### The problem
Calculate how many lines in the following records hold the word "JSON", and report that number without comment.

--- BEGIN ---

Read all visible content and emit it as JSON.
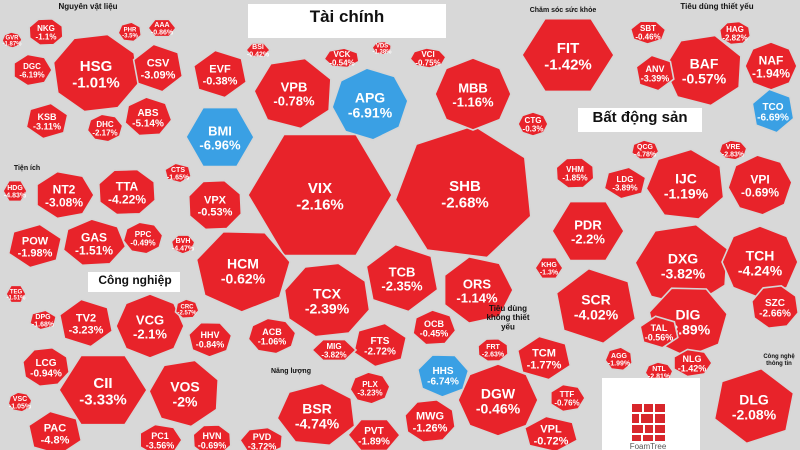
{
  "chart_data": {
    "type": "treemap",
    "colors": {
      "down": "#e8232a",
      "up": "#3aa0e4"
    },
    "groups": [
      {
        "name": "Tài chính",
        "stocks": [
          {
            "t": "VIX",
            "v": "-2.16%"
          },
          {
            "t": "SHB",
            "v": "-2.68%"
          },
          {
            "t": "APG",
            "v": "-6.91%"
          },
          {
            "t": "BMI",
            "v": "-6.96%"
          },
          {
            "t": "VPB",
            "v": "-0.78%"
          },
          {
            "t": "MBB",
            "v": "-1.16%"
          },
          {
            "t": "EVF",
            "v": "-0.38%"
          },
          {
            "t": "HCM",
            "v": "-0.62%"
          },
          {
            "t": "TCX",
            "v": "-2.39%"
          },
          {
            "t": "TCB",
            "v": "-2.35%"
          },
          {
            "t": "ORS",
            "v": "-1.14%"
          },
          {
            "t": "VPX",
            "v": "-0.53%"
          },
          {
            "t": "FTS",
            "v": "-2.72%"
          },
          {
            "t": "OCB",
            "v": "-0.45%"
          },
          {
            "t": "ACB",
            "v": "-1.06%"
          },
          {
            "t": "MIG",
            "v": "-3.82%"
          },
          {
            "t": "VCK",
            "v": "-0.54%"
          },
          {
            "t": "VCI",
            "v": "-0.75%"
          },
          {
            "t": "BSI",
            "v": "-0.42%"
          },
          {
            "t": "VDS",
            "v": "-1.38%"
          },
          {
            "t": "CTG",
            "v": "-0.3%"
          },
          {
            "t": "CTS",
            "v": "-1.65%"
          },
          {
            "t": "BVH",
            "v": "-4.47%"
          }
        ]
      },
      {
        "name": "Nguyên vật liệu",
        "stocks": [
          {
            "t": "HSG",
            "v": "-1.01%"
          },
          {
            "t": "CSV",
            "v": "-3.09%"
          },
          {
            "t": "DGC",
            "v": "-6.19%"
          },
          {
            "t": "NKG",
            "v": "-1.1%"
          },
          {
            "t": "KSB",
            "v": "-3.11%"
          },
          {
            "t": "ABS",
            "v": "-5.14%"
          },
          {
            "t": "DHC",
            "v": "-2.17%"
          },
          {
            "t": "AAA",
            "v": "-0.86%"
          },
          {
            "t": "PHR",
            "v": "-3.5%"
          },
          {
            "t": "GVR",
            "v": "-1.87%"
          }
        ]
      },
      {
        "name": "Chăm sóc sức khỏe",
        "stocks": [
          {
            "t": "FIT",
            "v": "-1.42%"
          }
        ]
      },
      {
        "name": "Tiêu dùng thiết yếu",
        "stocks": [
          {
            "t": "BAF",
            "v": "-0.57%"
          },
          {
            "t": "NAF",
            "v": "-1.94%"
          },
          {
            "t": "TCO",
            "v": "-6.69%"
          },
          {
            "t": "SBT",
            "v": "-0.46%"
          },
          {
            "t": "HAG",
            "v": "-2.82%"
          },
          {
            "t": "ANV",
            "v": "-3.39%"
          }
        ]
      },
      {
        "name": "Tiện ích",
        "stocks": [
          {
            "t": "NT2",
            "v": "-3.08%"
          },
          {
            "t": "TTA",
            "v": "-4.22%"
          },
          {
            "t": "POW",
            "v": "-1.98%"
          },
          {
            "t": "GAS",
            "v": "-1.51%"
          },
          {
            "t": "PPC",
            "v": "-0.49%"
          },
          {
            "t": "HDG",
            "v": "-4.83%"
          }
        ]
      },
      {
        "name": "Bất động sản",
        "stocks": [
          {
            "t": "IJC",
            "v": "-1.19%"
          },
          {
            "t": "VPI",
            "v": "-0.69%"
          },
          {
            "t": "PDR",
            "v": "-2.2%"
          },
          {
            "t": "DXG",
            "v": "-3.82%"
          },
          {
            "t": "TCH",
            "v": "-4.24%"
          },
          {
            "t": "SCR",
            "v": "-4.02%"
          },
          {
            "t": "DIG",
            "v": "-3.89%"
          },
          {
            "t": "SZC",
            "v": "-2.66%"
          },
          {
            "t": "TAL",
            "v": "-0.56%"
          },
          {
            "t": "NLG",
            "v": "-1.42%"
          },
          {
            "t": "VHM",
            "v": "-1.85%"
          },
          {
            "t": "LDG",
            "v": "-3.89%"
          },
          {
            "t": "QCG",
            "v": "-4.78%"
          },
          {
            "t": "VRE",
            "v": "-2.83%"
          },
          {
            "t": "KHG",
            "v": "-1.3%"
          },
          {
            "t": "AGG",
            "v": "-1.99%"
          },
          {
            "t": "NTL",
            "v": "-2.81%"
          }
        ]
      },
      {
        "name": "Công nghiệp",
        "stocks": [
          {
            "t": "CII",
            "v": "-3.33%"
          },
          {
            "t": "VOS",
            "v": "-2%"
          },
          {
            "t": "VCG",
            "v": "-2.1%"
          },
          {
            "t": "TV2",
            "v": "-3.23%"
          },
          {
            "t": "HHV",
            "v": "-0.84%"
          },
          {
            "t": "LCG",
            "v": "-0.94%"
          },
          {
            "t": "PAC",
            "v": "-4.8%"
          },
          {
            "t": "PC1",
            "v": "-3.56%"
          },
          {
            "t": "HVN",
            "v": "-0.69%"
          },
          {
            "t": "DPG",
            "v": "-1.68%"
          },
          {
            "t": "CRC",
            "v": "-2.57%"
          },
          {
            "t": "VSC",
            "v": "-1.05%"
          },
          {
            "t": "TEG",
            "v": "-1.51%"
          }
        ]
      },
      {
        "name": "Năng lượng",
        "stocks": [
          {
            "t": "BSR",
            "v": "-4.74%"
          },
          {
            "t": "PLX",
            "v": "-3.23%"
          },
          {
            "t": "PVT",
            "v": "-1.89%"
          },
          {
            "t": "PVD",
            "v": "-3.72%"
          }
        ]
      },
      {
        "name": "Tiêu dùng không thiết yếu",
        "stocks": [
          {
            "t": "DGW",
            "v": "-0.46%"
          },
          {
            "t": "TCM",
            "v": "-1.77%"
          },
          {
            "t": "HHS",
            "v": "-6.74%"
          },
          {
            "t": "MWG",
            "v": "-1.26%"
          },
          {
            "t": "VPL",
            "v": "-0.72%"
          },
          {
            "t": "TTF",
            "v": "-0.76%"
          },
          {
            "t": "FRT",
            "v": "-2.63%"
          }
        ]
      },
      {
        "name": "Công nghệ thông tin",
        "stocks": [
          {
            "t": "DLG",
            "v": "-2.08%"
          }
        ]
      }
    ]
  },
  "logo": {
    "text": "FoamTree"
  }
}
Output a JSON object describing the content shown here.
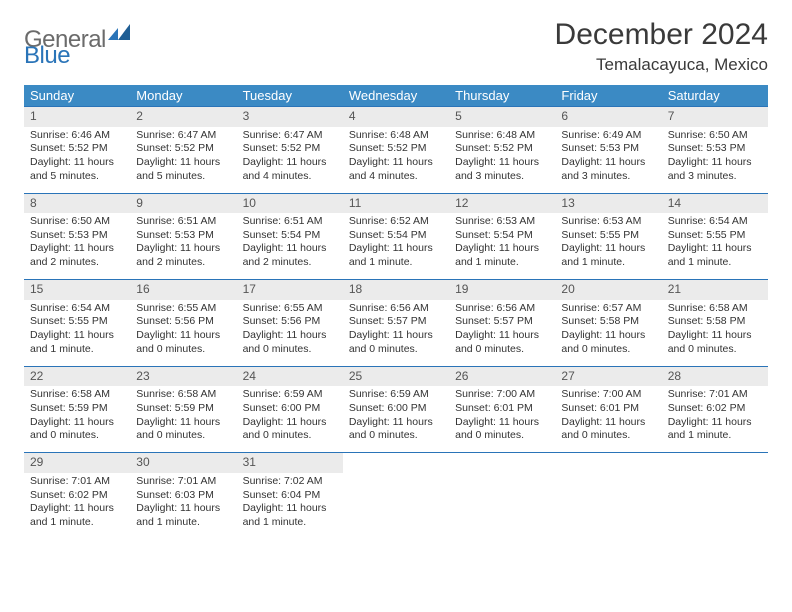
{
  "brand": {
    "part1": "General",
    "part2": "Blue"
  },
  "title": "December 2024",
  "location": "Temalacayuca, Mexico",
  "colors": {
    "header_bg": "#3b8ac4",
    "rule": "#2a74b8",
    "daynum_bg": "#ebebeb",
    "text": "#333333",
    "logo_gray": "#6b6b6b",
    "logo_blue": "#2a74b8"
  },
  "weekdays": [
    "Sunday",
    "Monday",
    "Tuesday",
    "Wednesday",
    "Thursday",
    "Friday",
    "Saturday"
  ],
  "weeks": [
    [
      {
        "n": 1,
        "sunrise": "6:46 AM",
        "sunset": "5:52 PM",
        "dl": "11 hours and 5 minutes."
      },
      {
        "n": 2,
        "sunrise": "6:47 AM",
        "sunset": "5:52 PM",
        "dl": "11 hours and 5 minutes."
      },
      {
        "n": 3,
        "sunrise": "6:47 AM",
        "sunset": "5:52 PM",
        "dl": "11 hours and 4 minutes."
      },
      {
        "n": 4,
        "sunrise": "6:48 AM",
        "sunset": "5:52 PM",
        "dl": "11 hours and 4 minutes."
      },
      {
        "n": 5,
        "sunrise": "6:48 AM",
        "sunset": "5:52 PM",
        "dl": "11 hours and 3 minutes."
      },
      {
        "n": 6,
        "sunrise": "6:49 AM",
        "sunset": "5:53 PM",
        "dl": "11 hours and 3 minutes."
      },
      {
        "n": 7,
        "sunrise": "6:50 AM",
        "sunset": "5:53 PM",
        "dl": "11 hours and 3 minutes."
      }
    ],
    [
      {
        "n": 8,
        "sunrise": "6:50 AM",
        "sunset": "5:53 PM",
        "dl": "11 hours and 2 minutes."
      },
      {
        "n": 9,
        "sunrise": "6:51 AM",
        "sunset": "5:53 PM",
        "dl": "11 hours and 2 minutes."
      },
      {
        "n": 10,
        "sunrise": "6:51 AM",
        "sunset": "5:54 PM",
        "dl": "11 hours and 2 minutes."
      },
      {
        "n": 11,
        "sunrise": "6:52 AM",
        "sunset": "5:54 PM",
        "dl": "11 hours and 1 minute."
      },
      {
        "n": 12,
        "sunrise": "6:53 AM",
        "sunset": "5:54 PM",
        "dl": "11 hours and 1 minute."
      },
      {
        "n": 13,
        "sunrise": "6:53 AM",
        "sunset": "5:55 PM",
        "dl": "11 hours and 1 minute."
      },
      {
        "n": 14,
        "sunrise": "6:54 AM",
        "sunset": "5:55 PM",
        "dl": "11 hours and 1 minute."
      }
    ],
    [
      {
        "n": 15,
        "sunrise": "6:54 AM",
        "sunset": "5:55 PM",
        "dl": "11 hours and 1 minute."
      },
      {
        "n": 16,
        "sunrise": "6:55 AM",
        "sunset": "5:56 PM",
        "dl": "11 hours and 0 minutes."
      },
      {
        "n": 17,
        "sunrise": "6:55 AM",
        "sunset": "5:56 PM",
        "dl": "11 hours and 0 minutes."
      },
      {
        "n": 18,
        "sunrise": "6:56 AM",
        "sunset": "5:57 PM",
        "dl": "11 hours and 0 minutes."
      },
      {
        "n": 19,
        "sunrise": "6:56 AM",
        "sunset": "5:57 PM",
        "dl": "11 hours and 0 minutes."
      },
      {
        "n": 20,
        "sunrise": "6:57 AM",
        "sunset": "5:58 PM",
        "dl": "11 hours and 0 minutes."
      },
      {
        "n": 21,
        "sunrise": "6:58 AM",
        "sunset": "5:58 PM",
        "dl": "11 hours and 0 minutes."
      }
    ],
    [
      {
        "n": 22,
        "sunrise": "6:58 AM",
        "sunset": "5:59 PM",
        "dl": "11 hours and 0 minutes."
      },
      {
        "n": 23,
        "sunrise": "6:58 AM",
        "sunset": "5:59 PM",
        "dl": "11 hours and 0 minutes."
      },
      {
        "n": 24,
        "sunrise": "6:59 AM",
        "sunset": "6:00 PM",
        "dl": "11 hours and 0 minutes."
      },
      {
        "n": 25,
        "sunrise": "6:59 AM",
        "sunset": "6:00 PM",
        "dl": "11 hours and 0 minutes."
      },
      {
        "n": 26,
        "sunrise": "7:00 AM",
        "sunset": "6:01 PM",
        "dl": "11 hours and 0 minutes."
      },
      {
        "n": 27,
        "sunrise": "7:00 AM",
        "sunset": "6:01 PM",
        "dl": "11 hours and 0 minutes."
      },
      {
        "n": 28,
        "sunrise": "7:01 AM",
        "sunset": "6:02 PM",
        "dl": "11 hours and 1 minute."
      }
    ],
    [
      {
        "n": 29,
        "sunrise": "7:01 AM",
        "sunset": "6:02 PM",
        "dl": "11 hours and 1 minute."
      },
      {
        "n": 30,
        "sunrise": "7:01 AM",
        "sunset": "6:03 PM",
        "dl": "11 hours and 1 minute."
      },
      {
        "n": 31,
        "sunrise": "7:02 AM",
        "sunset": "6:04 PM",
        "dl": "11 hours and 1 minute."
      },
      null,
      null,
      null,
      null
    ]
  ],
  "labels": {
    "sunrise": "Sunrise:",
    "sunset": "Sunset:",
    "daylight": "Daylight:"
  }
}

--- END ---

### Response
2